▸ **Exercise description**:
Print every one of the following items word for word, but leave out the pictures.
--- Begin ---
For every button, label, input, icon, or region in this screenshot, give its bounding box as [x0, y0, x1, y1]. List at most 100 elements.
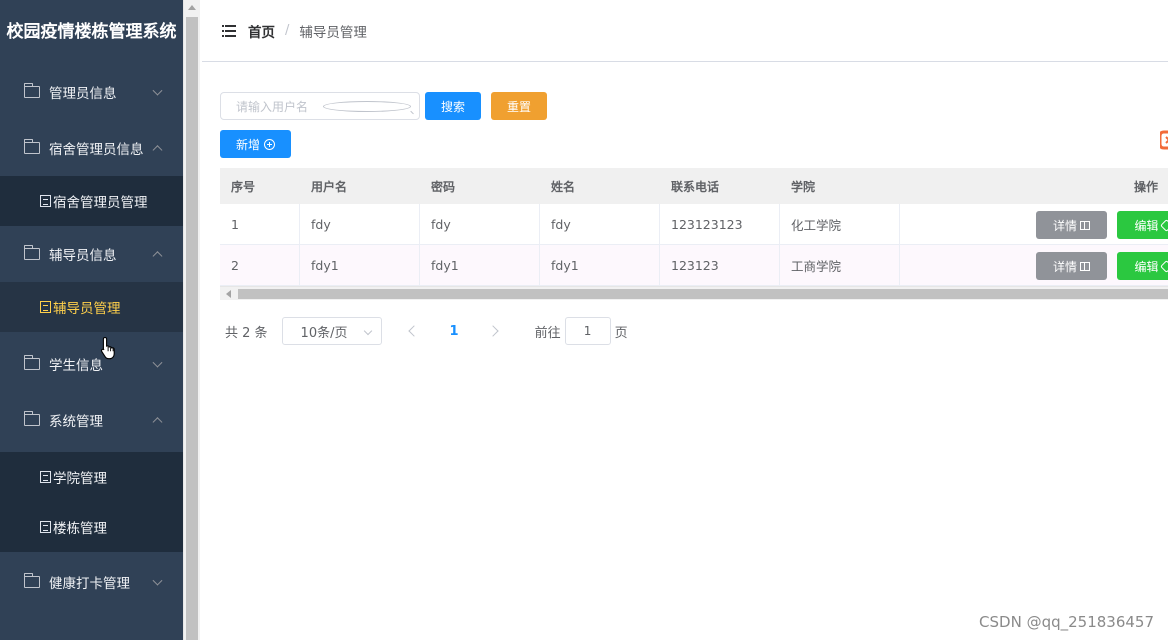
submenu-label: 楼栋管理 — [53, 521, 107, 537]
chevron-up-icon — [152, 145, 163, 156]
prev-page-icon[interactable] — [407, 325, 420, 337]
table-cell: fdy — [540, 204, 660, 244]
detail-button[interactable]: 详情 — [1036, 252, 1107, 280]
floating-widget-icon[interactable] — [1160, 130, 1168, 156]
edit-button[interactable]: 编辑 — [1117, 252, 1168, 280]
table-header: 序号 用户名 密码 姓名 联系电话 学院 操作 — [220, 168, 1168, 204]
submenu-counselor-manage[interactable]: 辅导员管理 — [0, 282, 183, 332]
table-cell: 123123 — [660, 245, 780, 285]
page-size-select[interactable]: 10条/页 — [281, 317, 382, 345]
scroll-up-arrow-icon[interactable] — [188, 5, 196, 10]
breadcrumb-current: 辅导员管理 — [299, 24, 367, 41]
detail-button[interactable]: 详情 — [1036, 211, 1107, 239]
row-actions: 详情 编辑 — [968, 204, 1168, 244]
submenu-dorm-admin-manage[interactable]: 宿舍管理员管理 — [0, 176, 183, 226]
plus-circle-icon — [264, 138, 275, 150]
header-cell: 学院 — [791, 179, 816, 194]
table-cell: 2 — [220, 245, 300, 285]
folder-icon — [24, 139, 40, 154]
table-cell: fdy1 — [420, 245, 540, 285]
detail-label: 详情 — [1052, 259, 1077, 274]
search-bar: 请输入用户名 搜索 重置 — [220, 92, 1168, 120]
submenu-label: 宿舍管理员管理 — [53, 195, 148, 211]
add-button-label: 新增 — [235, 137, 260, 152]
menu-student-info[interactable]: 学生信息 — [0, 336, 183, 392]
table-cell: fdy1 — [540, 245, 660, 285]
menu-label: 辅导员信息 — [49, 248, 117, 264]
folder-icon — [24, 245, 40, 260]
table-cell: 工商学院 — [780, 245, 900, 285]
chevron-down-icon — [363, 326, 372, 336]
navbar: 首页 / 辅导员管理 — [202, 0, 1168, 62]
search-placeholder: 请输入用户名 — [236, 99, 309, 114]
folder-icon — [24, 411, 40, 426]
table-cell: fdy — [300, 204, 420, 244]
document-icon — [40, 521, 51, 533]
chevron-up-icon — [152, 417, 163, 428]
header-cell: 姓名 — [551, 179, 576, 194]
app-root: 校园疫情楼栋管理系统 管理员信息 宿舍管理员信息 宿舍管理员管理 辅导员信息 辅… — [0, 0, 1168, 640]
next-page-icon[interactable] — [486, 325, 499, 337]
username-search-input[interactable]: 请输入用户名 — [220, 92, 420, 120]
submenu-label: 学院管理 — [53, 471, 107, 487]
menu-label: 宿舍管理员信息 — [49, 142, 144, 158]
scrollbar-thumb[interactable] — [238, 289, 1168, 299]
table-cell: 化工学院 — [780, 204, 900, 244]
book-icon — [1080, 261, 1090, 271]
search-icon — [322, 100, 411, 112]
page-size-value: 10条/页 — [300, 325, 348, 341]
edit-button[interactable]: 编辑 — [1117, 211, 1168, 239]
add-button[interactable]: 新增 — [220, 130, 291, 158]
menu-dorm-admin-info[interactable]: 宿舍管理员信息 — [0, 120, 183, 176]
chevron-down-icon — [152, 357, 163, 368]
document-icon — [40, 471, 51, 483]
menu-admin-info[interactable]: 管理员信息 — [0, 64, 183, 120]
table-cell: fdy — [420, 204, 540, 244]
watermark: CSDN @qq_251836457 — [979, 613, 1154, 631]
hamburger-menu-icon[interactable] — [222, 24, 236, 37]
menu-label: 健康打卡管理 — [49, 576, 130, 592]
header-cell: 操作 — [1133, 179, 1158, 194]
scroll-left-arrow-icon[interactable] — [226, 290, 231, 298]
folder-icon — [24, 573, 40, 588]
edit-label: 编辑 — [1134, 259, 1159, 274]
menu-system-manage[interactable]: 系统管理 — [0, 392, 183, 448]
detail-label: 详情 — [1052, 218, 1077, 233]
sidebar: 校园疫情楼栋管理系统 管理员信息 宿舍管理员信息 宿舍管理员管理 辅导员信息 辅… — [0, 0, 183, 640]
main-area: 首页 / 辅导员管理 请输入用户名 搜索 重置 新增 序号 用户名 密码 姓名 … — [202, 0, 1168, 640]
submenu-college-manage[interactable]: 学院管理 — [0, 452, 183, 502]
hand-cursor-icon — [100, 336, 115, 360]
pagination: 共 2 条 10条/页 1 前往 1 页 — [220, 317, 628, 345]
search-button[interactable]: 搜索 — [425, 92, 481, 120]
chevron-up-icon — [152, 251, 163, 262]
header-cell: 用户名 — [311, 179, 348, 194]
page-number[interactable]: 1 — [450, 324, 459, 339]
row-actions: 详情 编辑 — [968, 245, 1168, 285]
header-cell: 序号 — [231, 179, 256, 194]
chevron-down-icon — [152, 575, 163, 586]
breadcrumb-separator: / — [285, 23, 290, 38]
goto-page-input[interactable]: 1 — [564, 317, 611, 345]
breadcrumb-home[interactable]: 首页 — [248, 21, 275, 41]
document-icon — [40, 301, 51, 313]
total-count: 共 2 条 — [225, 325, 268, 341]
goto-suffix: 页 — [614, 325, 628, 341]
vertical-scrollbar[interactable] — [183, 0, 200, 640]
table-cell: 1 — [220, 204, 300, 244]
scrollbar-thumb[interactable] — [186, 17, 198, 640]
table-ops-cell: 详情 编辑 — [900, 204, 1168, 244]
reset-button[interactable]: 重置 — [491, 92, 547, 120]
menu-label: 学生信息 — [49, 358, 103, 374]
edit-icon — [1159, 259, 1168, 273]
chevron-down-icon — [152, 85, 163, 96]
submenu-building-manage[interactable]: 楼栋管理 — [0, 502, 183, 552]
table-cell: 123123123 — [660, 204, 780, 244]
goto-prefix: 前往 — [534, 325, 561, 341]
menu-health-checkin[interactable]: 健康打卡管理 — [0, 554, 183, 610]
menu-label: 管理员信息 — [49, 86, 117, 102]
menu-label: 系统管理 — [49, 414, 103, 430]
submenu-label: 辅导员管理 — [53, 301, 121, 317]
horizontal-scrollbar[interactable] — [220, 286, 1168, 300]
folder-icon — [24, 355, 40, 370]
menu-counselor-info[interactable]: 辅导员信息 — [0, 226, 183, 282]
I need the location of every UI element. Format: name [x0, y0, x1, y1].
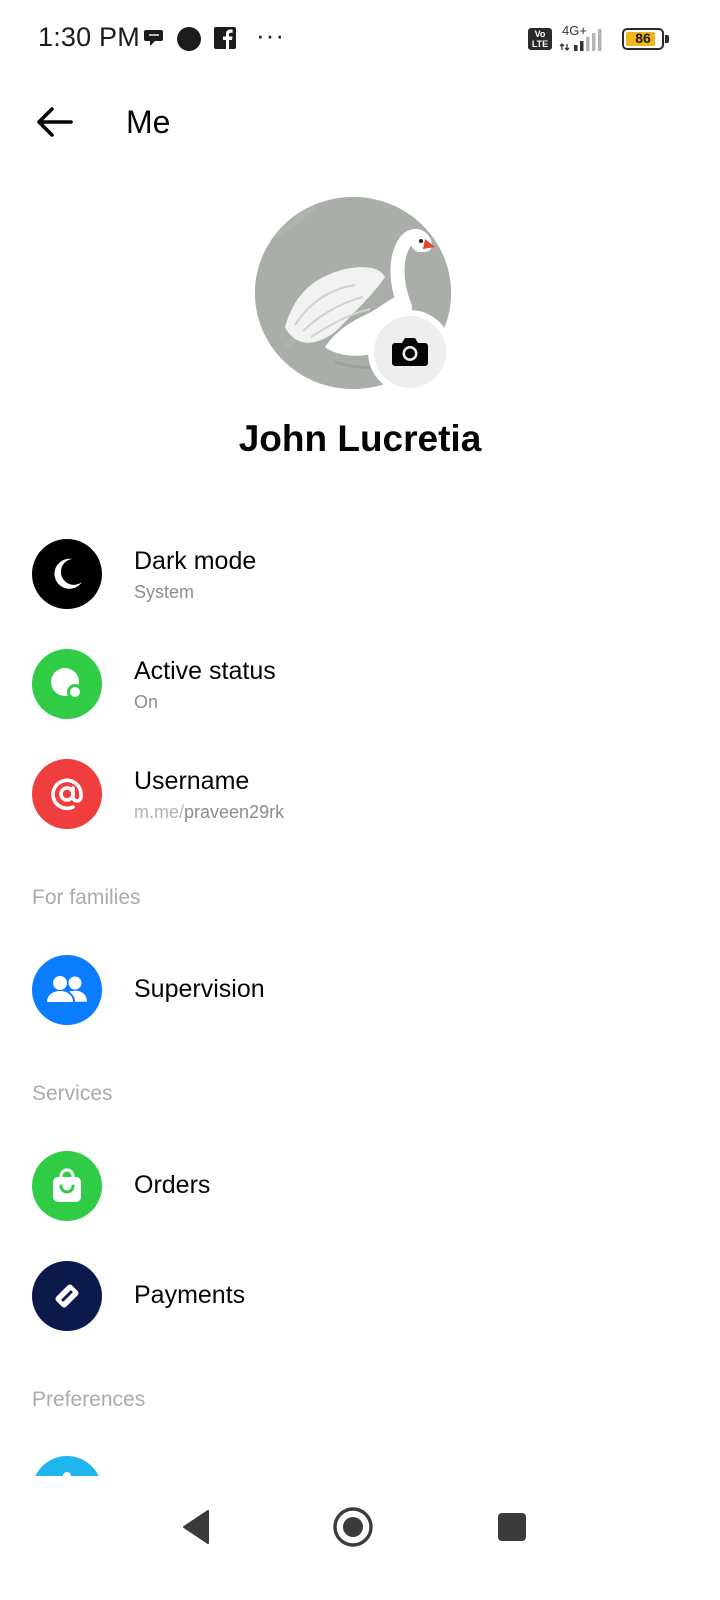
--- End ---
▸ **Finished answer**:
For every button, label, input, icon, or region in this screenshot, give its bounding box as [x0, y0, x1, y1]. List at most 100 elements.
submenu-label: 楼栋管理 — [53, 521, 107, 537]
chevron-up-icon — [152, 145, 163, 156]
prev-page-icon[interactable] — [407, 325, 420, 337]
table-cell: fdy — [540, 204, 660, 244]
detail-button[interactable]: 详情 — [1036, 252, 1107, 280]
floating-widget-icon[interactable] — [1160, 130, 1168, 156]
edit-button[interactable]: 编辑 — [1117, 252, 1168, 280]
table-header: 序号 用户名 密码 姓名 联系电话 学院 操作 — [220, 168, 1168, 204]
submenu-counselor-manage[interactable]: 辅导员管理 — [0, 282, 183, 332]
table-cell: 123123 — [660, 245, 780, 285]
page-size-select[interactable]: 10条/页 — [281, 317, 382, 345]
scroll-up-arrow-icon[interactable] — [188, 5, 196, 10]
breadcrumb-current: 辅导员管理 — [299, 24, 367, 41]
detail-button[interactable]: 详情 — [1036, 211, 1107, 239]
row-actions: 详情 编辑 — [968, 204, 1168, 244]
submenu-dorm-admin-manage[interactable]: 宿舍管理员管理 — [0, 176, 183, 226]
plus-circle-icon — [264, 138, 275, 150]
header-cell: 学院 — [791, 179, 816, 194]
table-cell: 2 — [220, 245, 300, 285]
folder-icon — [24, 139, 40, 154]
table-cell: fdy1 — [420, 245, 540, 285]
detail-label: 详情 — [1052, 259, 1077, 274]
search-bar: 请输入用户名 搜索 重置 — [220, 92, 1168, 120]
submenu-label: 宿舍管理员管理 — [53, 195, 148, 211]
add-button-label: 新增 — [235, 137, 260, 152]
menu-student-info[interactable]: 学生信息 — [0, 336, 183, 392]
table-cell: fdy1 — [540, 245, 660, 285]
menu-label: 辅导员信息 — [49, 248, 117, 264]
folder-icon — [24, 245, 40, 260]
table-cell: 工商学院 — [780, 245, 900, 285]
chevron-down-icon — [363, 326, 372, 336]
navbar: 首页 / 辅导员管理 — [202, 0, 1168, 62]
search-placeholder: 请输入用户名 — [236, 99, 309, 114]
folder-icon — [24, 411, 40, 426]
table-cell: fdy — [300, 204, 420, 244]
document-icon — [40, 521, 51, 533]
chevron-up-icon — [152, 417, 163, 428]
header-cell: 姓名 — [551, 179, 576, 194]
app-root: 校园疫情楼栋管理系统 管理员信息 宿舍管理员信息 宿舍管理员管理 辅导员信息 辅… — [0, 0, 1168, 640]
next-page-icon[interactable] — [486, 325, 499, 337]
username-search-input[interactable]: 请输入用户名 — [220, 92, 420, 120]
submenu-label: 学院管理 — [53, 471, 107, 487]
menu-label: 宿舍管理员信息 — [49, 142, 144, 158]
scrollbar-thumb[interactable] — [238, 289, 1168, 299]
table-cell: 化工学院 — [780, 204, 900, 244]
book-icon — [1080, 261, 1090, 271]
search-icon — [322, 100, 411, 112]
page-size-value: 10条/页 — [300, 325, 348, 341]
edit-button[interactable]: 编辑 — [1117, 211, 1168, 239]
add-button[interactable]: 新增 — [220, 130, 291, 158]
menu-dorm-admin-info[interactable]: 宿舍管理员信息 — [0, 120, 183, 176]
chevron-down-icon — [152, 357, 163, 368]
document-icon — [40, 471, 51, 483]
menu-admin-info[interactable]: 管理员信息 — [0, 64, 183, 120]
table-cell: fdy — [420, 204, 540, 244]
watermark: CSDN @qq_251836457 — [979, 613, 1154, 631]
hamburger-menu-icon[interactable] — [222, 24, 236, 37]
menu-label: 健康打卡管理 — [49, 576, 130, 592]
header-cell: 操作 — [1133, 179, 1158, 194]
scroll-left-arrow-icon[interactable] — [226, 290, 231, 298]
folder-icon — [24, 573, 40, 588]
edit-label: 编辑 — [1134, 259, 1159, 274]
menu-system-manage[interactable]: 系统管理 — [0, 392, 183, 448]
detail-label: 详情 — [1052, 218, 1077, 233]
sidebar: 校园疫情楼栋管理系统 管理员信息 宿舍管理员信息 宿舍管理员管理 辅导员信息 辅… — [0, 0, 183, 640]
main-area: 首页 / 辅导员管理 请输入用户名 搜索 重置 新增 序号 用户名 密码 姓名 … — [202, 0, 1168, 640]
submenu-college-manage[interactable]: 学院管理 — [0, 452, 183, 502]
hand-cursor-icon — [100, 336, 115, 360]
pagination: 共 2 条 10条/页 1 前往 1 页 — [220, 317, 628, 345]
search-button[interactable]: 搜索 — [425, 92, 481, 120]
chevron-up-icon — [152, 251, 163, 262]
header-cell: 用户名 — [311, 179, 348, 194]
page-number[interactable]: 1 — [450, 324, 459, 339]
row-actions: 详情 编辑 — [968, 245, 1168, 285]
header-cell: 序号 — [231, 179, 256, 194]
chevron-down-icon — [152, 575, 163, 586]
breadcrumb-separator: / — [285, 23, 290, 38]
goto-page-input[interactable]: 1 — [564, 317, 611, 345]
breadcrumb-home[interactable]: 首页 — [248, 21, 275, 41]
document-icon — [40, 301, 51, 313]
total-count: 共 2 条 — [225, 325, 268, 341]
goto-suffix: 页 — [614, 325, 628, 341]
vertical-scrollbar[interactable] — [183, 0, 200, 640]
table-cell: 1 — [220, 204, 300, 244]
scrollbar-thumb[interactable] — [186, 17, 198, 640]
table-ops-cell: 详情 编辑 — [900, 204, 1168, 244]
reset-button[interactable]: 重置 — [491, 92, 547, 120]
menu-label: 学生信息 — [49, 358, 103, 374]
edit-icon — [1159, 259, 1168, 273]
chevron-down-icon — [152, 85, 163, 96]
submenu-building-manage[interactable]: 楼栋管理 — [0, 502, 183, 552]
table-cell: 123123123 — [660, 204, 780, 244]
goto-prefix: 前往 — [534, 325, 561, 341]
menu-health-checkin[interactable]: 健康打卡管理 — [0, 554, 183, 610]
menu-label: 管理员信息 — [49, 86, 117, 102]
menu-label: 系统管理 — [49, 414, 103, 430]
submenu-label: 辅导员管理 — [53, 301, 121, 317]
horizontal-scrollbar[interactable] — [220, 286, 1168, 300]
folder-icon — [24, 355, 40, 370]
menu-counselor-info[interactable]: 辅导员信息 — [0, 226, 183, 282]
I need the location of every UI element. Format: name [x0, y0, x1, y1].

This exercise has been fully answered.